Collected data:
============================================================

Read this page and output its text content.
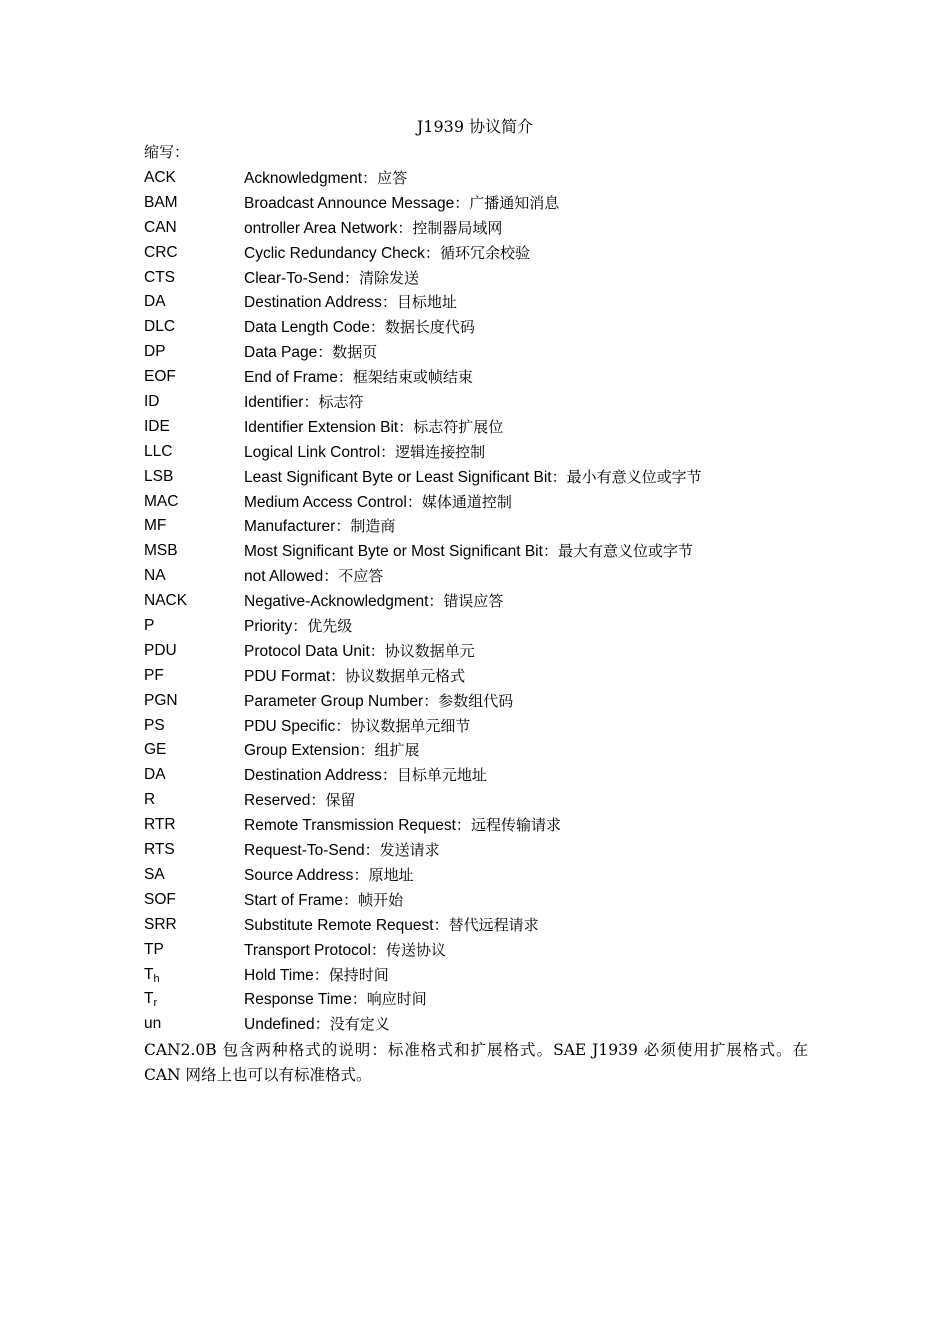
J1939 协议简介
缩写：
ACK	Acknowledgment：应答
BAM	Broadcast Announce Message：广播通知消息
CAN	ontroller Area Network：控制器局域网
CRC	Cyclic Redundancy Check：循环冗余校验
CTS	Clear-To-Send：清除发送
DA	Destination Address：目标地址
DLC	Data Length Code：数据长度代码
DP	Data Page：数据页
EOF	End of Frame：框架结束或帧结束
ID	Identifier：标志符
IDE	Identifier Extension Bit：标志符扩展位
LLC	Logical Link Control：逻辑连接控制
LSB	Least Significant Byte or Least Significant Bit：最小有意义位或字节
MAC	Medium Access Control：媒体通道控制
MF	Manufacturer：制造商
MSB	Most Significant Byte or Most Significant Bit：最大有意义位或字节
NA	not Allowed：不应答
NACK	Negative-Acknowledgment：错误应答
P	Priority：优先级
PDU	Protocol Data Unit：协议数据单元
PF	PDU Format：协议数据单元格式
PGN	Parameter Group Number：参数组代码
PS	PDU Specific：协议数据单元细节
GE	Group Extension：组扩展
DA	Destination Address：目标单元地址
R	Reserved：保留
RTR	Remote Transmission Request：远程传输请求
RTS	Request-To-Send：发送请求
SA	Source Address：原地址
SOF	Start of Frame：帧开始
SRR	Substitute Remote Request：替代远程请求
TP	Transport Protocol：传送协议
$T_h$	Hold Time：保持时间
$T_r$	Response Time：响应时间
un	Undefined：没有定义
CAN2.0B 包含两种格式的说明：标准格式和扩展格式。SAE J1939 必须使用扩展格式。在CAN 网络上也可以有标准格式。
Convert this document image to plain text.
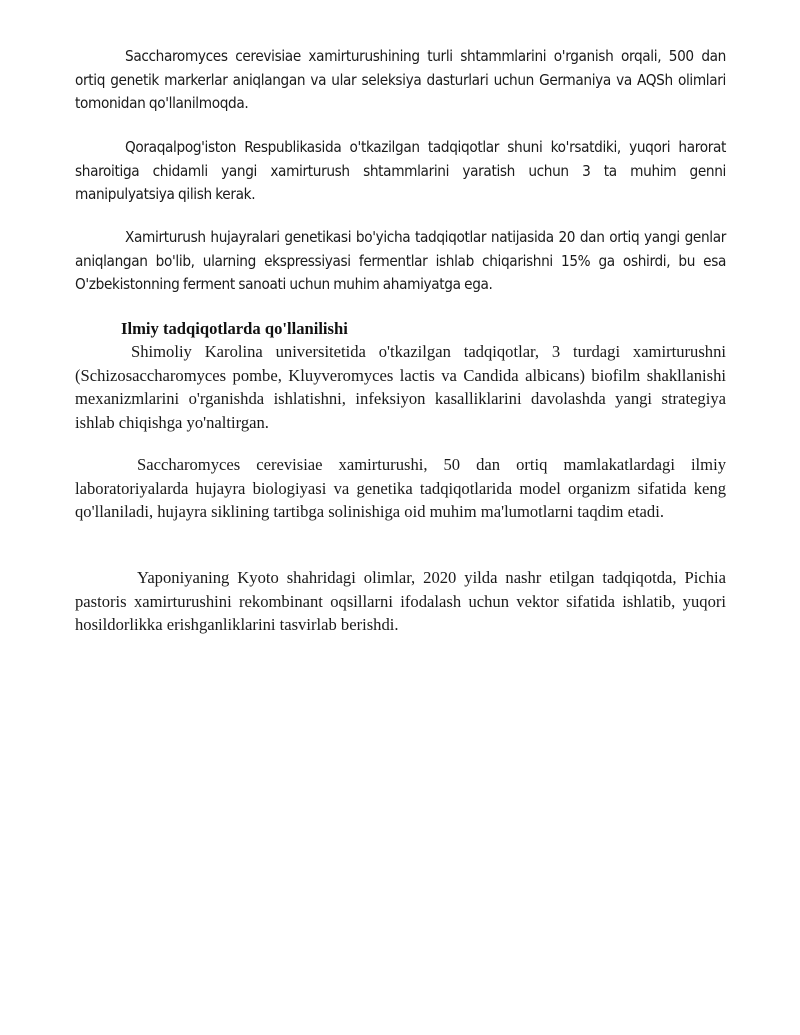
Saccharomyces cerevisiae xamirturushining turli shtammlarini o'rganish orqali, 500 dan ortiq genetik markerlar aniqlangan va ular seleksiya dasturlari uchun Germaniya va AQSh olimlari tomonidan qo'llanilmoqda.

Qoraqalpog'iston Respublikasida o'tkazilgan tadqiqotlar shuni ko'rsatdiki, yuqori harorat sharoitiga chidamli yangi xamirturush shtammlarini yaratish uchun 3 ta muhim genni manipulyatsiya qilish kerak.

Xamirturush hujayralari genetikasi bo'yicha tadqiqotlar natijasida 20 dan ortiq yangi genlar aniqlangan bo'lib, ularning ekspressiyasi fermentlar ishlab chiqarishni 15% ga oshirdi, bu esa O'zbekistonning ferment sanoati uchun muhim ahamiyatga ega.

Ilmiy tadqiqotlarda qo'llanilishi

Shimoliy Karolina universitetida o'tkazilgan tadqiqotlar, 3 turdagi xamirturushni (Schizosaccharomyces pombe, Kluyveromyces lactis va Candida albicans) biofilm shakllanishi mexanizmlarini o'rganishda ishlatishni, infeksiyon kasalliklarini davolashda yangi strategiya ishlab chiqishga yo'naltirgan.

Saccharomyces cerevisiae xamirturushi, 50 dan ortiq mamlakatlardagi ilmiy laboratoriyalarda hujayra biologiyasi va genetika tadqiqotlarida model organizm sifatida keng qo'llaniladi, hujayra siklining tartibga solinishiga oid muhim ma'lumotlarni taqdim etadi.

Yaponiyaning Kyoto shahridagi olimlar, 2020 yilda nashr etilgan tadqiqotda, Pichia pastoris xamirturushini rekombinant oqsillarni ifodalash uchun vektor sifatida ishlatib, yuqori hosildorlikka erishganliklarini tasvirlab berishdi.
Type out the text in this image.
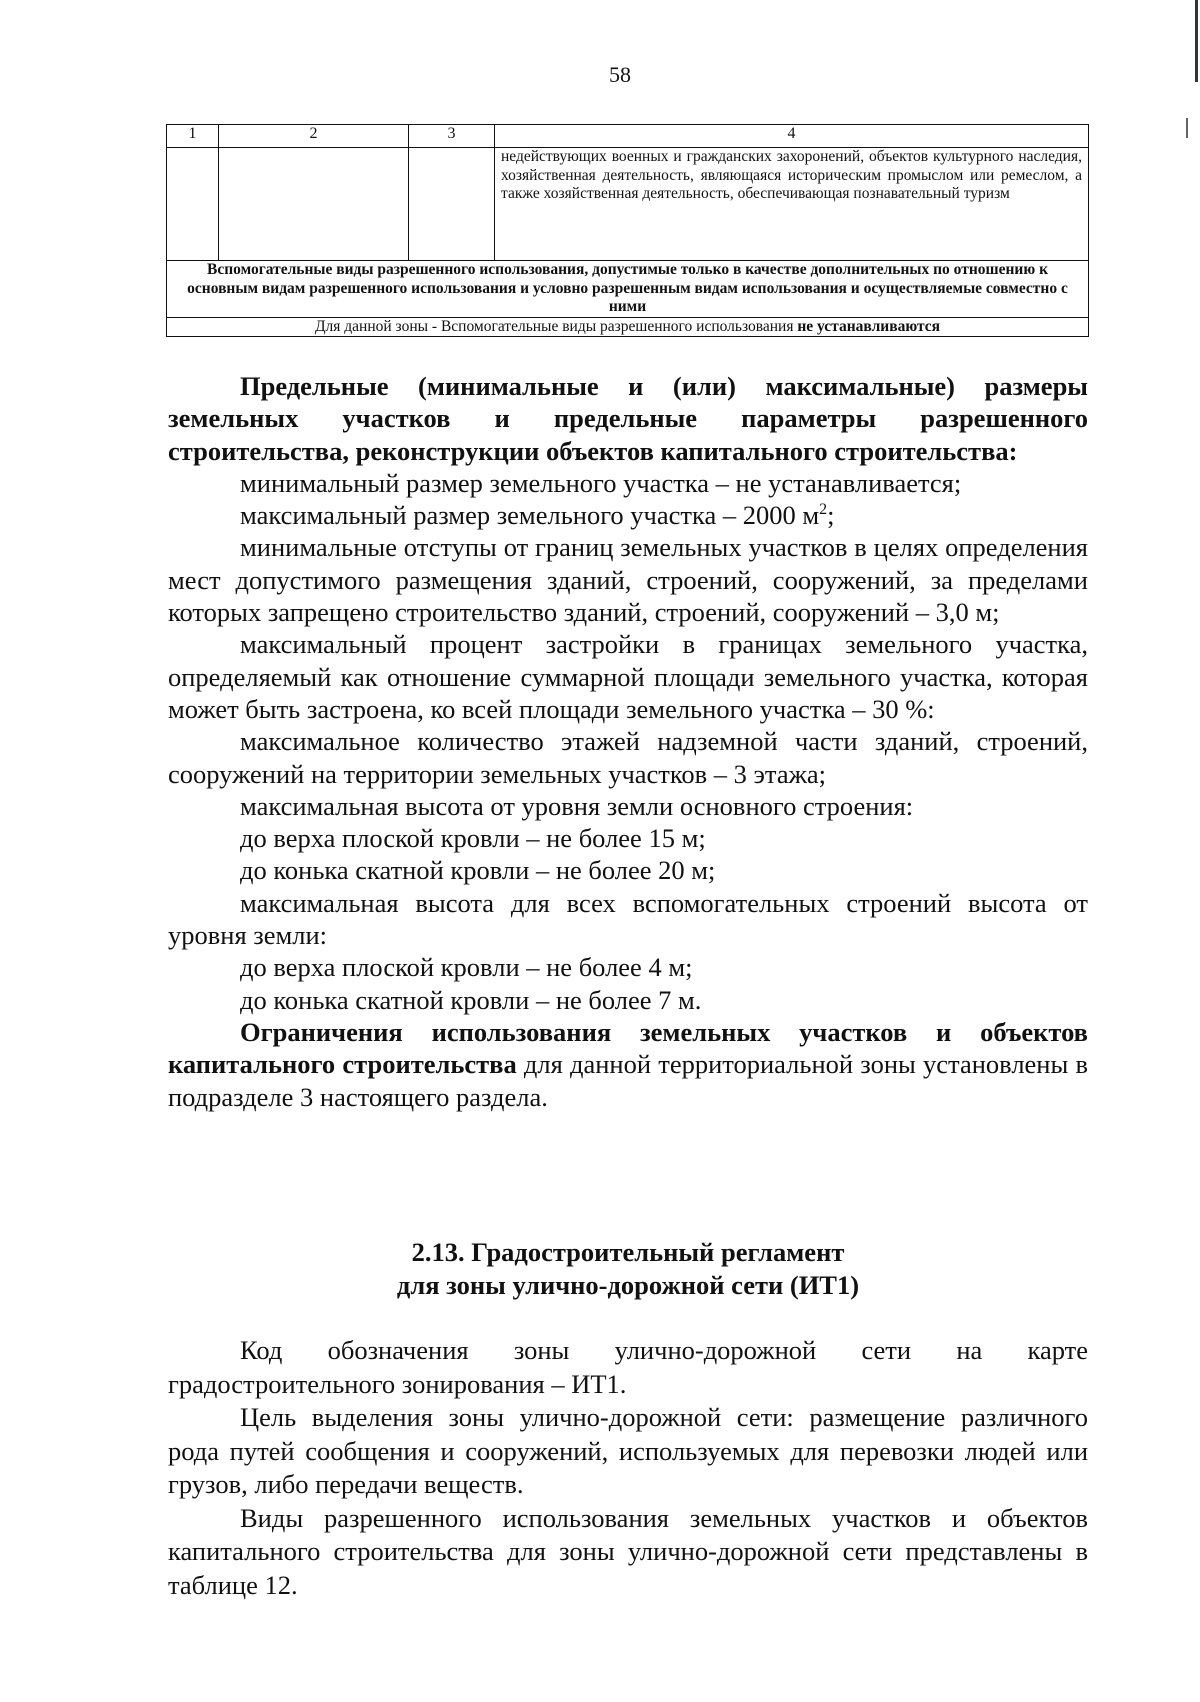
58
1	2	3	4
			недействующих военных и гражданских захоронений, объектов культурного наследия, хозяйственная деятельность, являющаяся историческим промыслом или ремеслом, а также хозяйственная деятельность, обеспечивающая познавательный туризм
Вспомогательные виды разрешенного использования, допустимые только в качестве дополнительных по отношению к основным видам разрешенного использования и условно разрешенным видам использования и осуществляемые совместно с ними			
Для данной зоны - Вспомогательные виды разрешенного использования не устанавливаются			

Предельные (минимальные и (или) максимальные) размеры земельных участков и предельные параметры разрешенного строительства, реконструкции объектов капитального строительства:

минимальный размер земельного участка – не устанавливается;

максимальный размер земельного участка – 2000 $м^2$;

минимальные отступы от границ земельных участков в целях определения мест допустимого размещения зданий, строений, сооружений, за пределами которых запрещено строительство зданий, строений, сооружений – 3,0 м;

максимальный процент застройки в границах земельного участка, определяемый как отношение суммарной площади земельного участка, которая может быть застроена, ко всей площади земельного участка – 30 %:

максимальное количество этажей надземной части зданий, строений, сооружений на территории земельных участков – 3 этажа;

максимальная высота от уровня земли основного строения:

до верха плоской кровли – не более 15 м;

до конька скатной кровли – не более 20 м;

максимальная высота для всех вспомогательных строений высота от уровня земли:

до верха плоской кровли – не более 4 м;

до конька скатной кровли – не более 7 м.

Ограничения использования земельных участков и объектов капитального строительства для данной территориальной зоны установлены в подразделе 3 настоящего раздела.

2.13. Градостроительный регламент
для зоны улично-дорожной сети (ИТ1)

Код обозначения зоны улично-дорожной сети на карте градостроительного зонирования – ИТ1.

Цель выделения зоны улично-дорожной сети: размещение различного рода путей сообщения и сооружений, используемых для перевозки людей или грузов, либо передачи веществ.

Виды разрешенного использования земельных участков и объектов капитального строительства для зоны улично-дорожной сети представлены в таблице 12.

============================================================

* _Problem description_: Set down the material exactly, every line of it, except for the pictures.

* _Reply to the task_:
Read this page and output its text content.
J1939 协议简介
缩写：
ACK	Acknowledgment：应答
BAM	Broadcast Announce Message：广播通知消息
CAN	ontroller Area Network：控制器局域网
CRC	Cyclic Redundancy Check：循环冗余校验
CTS	Clear-To-Send：清除发送
DA	Destination Address：目标地址
DLC	Data Length Code：数据长度代码
DP	Data Page：数据页
EOF	End of Frame：框架结束或帧结束
ID	Identifier：标志符
IDE	Identifier Extension Bit：标志符扩展位
LLC	Logical Link Control：逻辑连接控制
LSB	Least Significant Byte or Least Significant Bit：最小有意义位或字节
MAC	Medium Access Control：媒体通道控制
MF	Manufacturer：制造商
MSB	Most Significant Byte or Most Significant Bit：最大有意义位或字节
NA	not Allowed：不应答
NACK	Negative-Acknowledgment：错误应答
P	Priority：优先级
PDU	Protocol Data Unit：协议数据单元
PF	PDU Format：协议数据单元格式
PGN	Parameter Group Number：参数组代码
PS	PDU Specific：协议数据单元细节
GE	Group Extension：组扩展
DA	Destination Address：目标单元地址
R	Reserved：保留
RTR	Remote Transmission Request：远程传输请求
RTS	Request-To-Send：发送请求
SA	Source Address：原地址
SOF	Start of Frame：帧开始
SRR	Substitute Remote Request：替代远程请求
TP	Transport Protocol：传送协议
$T_h$	Hold Time：保持时间
$T_r$	Response Time：响应时间
un	Undefined：没有定义
CAN2.0B 包含两种格式的说明：标准格式和扩展格式。SAE J1939 必须使用扩展格式。在CAN 网络上也可以有标准格式。
Convert this document image to plain text.
Saccharomyces cerevisiae xamirturushining turli shtammlarini o'rganish orqali, 500 dan ortiq genetik markerlar aniqlangan va ular seleksiya dasturlari uchun Germaniya va AQSh olimlari tomonidan qo'llanilmoqda.

Qoraqalpog'iston Respublikasida o'tkazilgan tadqiqotlar shuni ko'rsatdiki, yuqori harorat sharoitiga chidamli yangi xamirturush shtammlarini yaratish uchun 3 ta muhim genni manipulyatsiya qilish kerak.

Xamirturush hujayralari genetikasi bo'yicha tadqiqotlar natijasida 20 dan ortiq yangi genlar aniqlangan bo'lib, ularning ekspressiyasi fermentlar ishlab chiqarishni 15% ga oshirdi, bu esa O'zbekistonning ferment sanoati uchun muhim ahamiyatga ega.

Ilmiy tadqiqotlarda qo'llanilishi

Shimoliy Karolina universitetida o'tkazilgan tadqiqotlar, 3 turdagi xamirturushni (Schizosaccharomyces pombe, Kluyveromyces lactis va Candida albicans) biofilm shakllanishi mexanizmlarini o'rganishda ishlatishni, infeksiyon kasalliklarini davolashda yangi strategiya ishlab chiqishga yo'naltirgan.

Saccharomyces cerevisiae xamirturushi, 50 dan ortiq mamlakatlardagi ilmiy laboratoriyalarda hujayra biologiyasi va genetika tadqiqotlarida model organizm sifatida keng qo'llaniladi, hujayra siklining tartibga solinishiga oid muhim ma'lumotlarni taqdim etadi.

Yaponiyaning Kyoto shahridagi olimlar, 2020 yilda nashr etilgan tadqiqotda, Pichia pastoris xamirturushini rekombinant oqsillarni ifodalash uchun vektor sifatida ishlatib, yuqori hosildorlikka erishganliklarini tasvirlab berishdi.
Type out the text in this image.
58
1	2	3	4
			недействующих военных и гражданских захоронений, объектов культурного наследия, хозяйственная деятельность, являющаяся историческим промыслом или ремеслом, а также хозяйственная деятельность, обеспечивающая познавательный туризм
Вспомогательные виды разрешенного использования, допустимые только в качестве дополнительных по отношению к основным видам разрешенного использования и условно разрешенным видам использования и осуществляемые совместно с ними			
Для данной зоны - Вспомогательные виды разрешенного использования не устанавливаются			

Предельные (минимальные и (или) максимальные) размеры земельных участков и предельные параметры разрешенного строительства, реконструкции объектов капитального строительства:

минимальный размер земельного участка – не устанавливается;

максимальный размер земельного участка – 2000 $м^2$;

минимальные отступы от границ земельных участков в целях определения мест допустимого размещения зданий, строений, сооружений, за пределами которых запрещено строительство зданий, строений, сооружений – 3,0 м;

максимальный процент застройки в границах земельного участка, определяемый как отношение суммарной площади земельного участка, которая может быть застроена, ко всей площади земельного участка – 30 %:

максимальное количество этажей надземной части зданий, строений, сооружений на территории земельных участков – 3 этажа;

максимальная высота от уровня земли основного строения:

до верха плоской кровли – не более 15 м;

до конька скатной кровли – не более 20 м;

максимальная высота для всех вспомогательных строений высота от уровня земли:

до верха плоской кровли – не более 4 м;

до конька скатной кровли – не более 7 м.

Ограничения использования земельных участков и объектов капитального строительства для данной территориальной зоны установлены в подразделе 3 настоящего раздела.

2.13. Градостроительный регламент
для зоны улично-дорожной сети (ИТ1)

Код обозначения зоны улично-дорожной сети на карте градостроительного зонирования – ИТ1.

Цель выделения зоны улично-дорожной сети: размещение различного рода путей сообщения и сооружений, используемых для перевозки людей или грузов, либо передачи веществ.

Виды разрешенного использования земельных участков и объектов капитального строительства для зоны улично-дорожной сети представлены в таблице 12.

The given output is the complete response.